**Set exercise**
Give a verbatim copy of the lines below, minus the pictures.

**Material provided**
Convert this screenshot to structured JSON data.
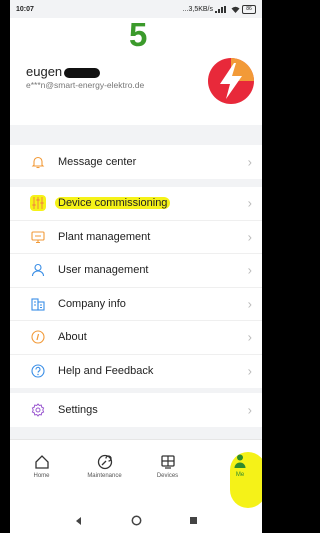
{
  "status_bar": {
    "time": "10:07",
    "net_speed": "...3,5KB/s",
    "battery": "86"
  },
  "annotation_step": "5",
  "profile": {
    "username": "eugen",
    "email": "e***n@smart-energy-elektro.de"
  },
  "menu_group_1": [
    {
      "label": "Message center",
      "icon": "bell-icon"
    }
  ],
  "menu_group_2": [
    {
      "label": "Device commissioning",
      "icon": "sliders-icon"
    },
    {
      "label": "Plant management",
      "icon": "monitor-icon"
    },
    {
      "label": "User management",
      "icon": "user-icon"
    },
    {
      "label": "Company info",
      "icon": "building-icon"
    },
    {
      "label": "About",
      "icon": "info-icon"
    },
    {
      "label": "Help and Feedback",
      "icon": "help-icon"
    }
  ],
  "menu_group_3": [
    {
      "label": "Settings",
      "icon": "gear-icon"
    }
  ],
  "tabs": [
    {
      "label": "Home",
      "icon": "home-icon"
    },
    {
      "label": "Maintenance",
      "icon": "maintenance-icon"
    },
    {
      "label": "Devices",
      "icon": "devices-icon"
    },
    {
      "label": "Me",
      "icon": "person-icon",
      "active": true
    }
  ],
  "colors": {
    "accent": "#f29a38",
    "active_tab": "#2e8b2e",
    "highlight": "#f5f218",
    "step_number": "#3b9a2b"
  }
}
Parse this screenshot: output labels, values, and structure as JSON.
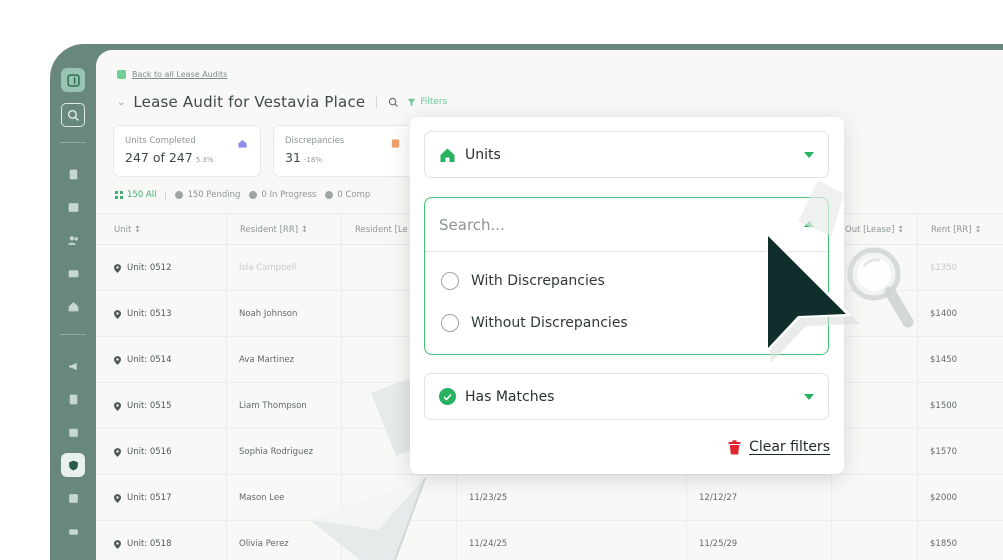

**Solved exercise**
Convert this screenshot to structured JSON data.
{
  "status_bar": {
    "time": "10:07",
    "net_speed": "...3,5KB/s",
    "battery": "86"
  },
  "annotation_step": "5",
  "profile": {
    "username": "eugen",
    "email": "e***n@smart-energy-elektro.de"
  },
  "menu_group_1": [
    {
      "label": "Message center",
      "icon": "bell-icon"
    }
  ],
  "menu_group_2": [
    {
      "label": "Device commissioning",
      "icon": "sliders-icon"
    },
    {
      "label": "Plant management",
      "icon": "monitor-icon"
    },
    {
      "label": "User management",
      "icon": "user-icon"
    },
    {
      "label": "Company info",
      "icon": "building-icon"
    },
    {
      "label": "About",
      "icon": "info-icon"
    },
    {
      "label": "Help and Feedback",
      "icon": "help-icon"
    }
  ],
  "menu_group_3": [
    {
      "label": "Settings",
      "icon": "gear-icon"
    }
  ],
  "tabs": [
    {
      "label": "Home",
      "icon": "home-icon"
    },
    {
      "label": "Maintenance",
      "icon": "maintenance-icon"
    },
    {
      "label": "Devices",
      "icon": "devices-icon"
    },
    {
      "label": "Me",
      "icon": "person-icon",
      "active": true
    }
  ],
  "colors": {
    "accent": "#f29a38",
    "active_tab": "#2e8b2e",
    "highlight": "#f5f218",
    "step_number": "#3b9a2b"
  }
}
Parse this screenshot: output labels, values, and structure as JSON.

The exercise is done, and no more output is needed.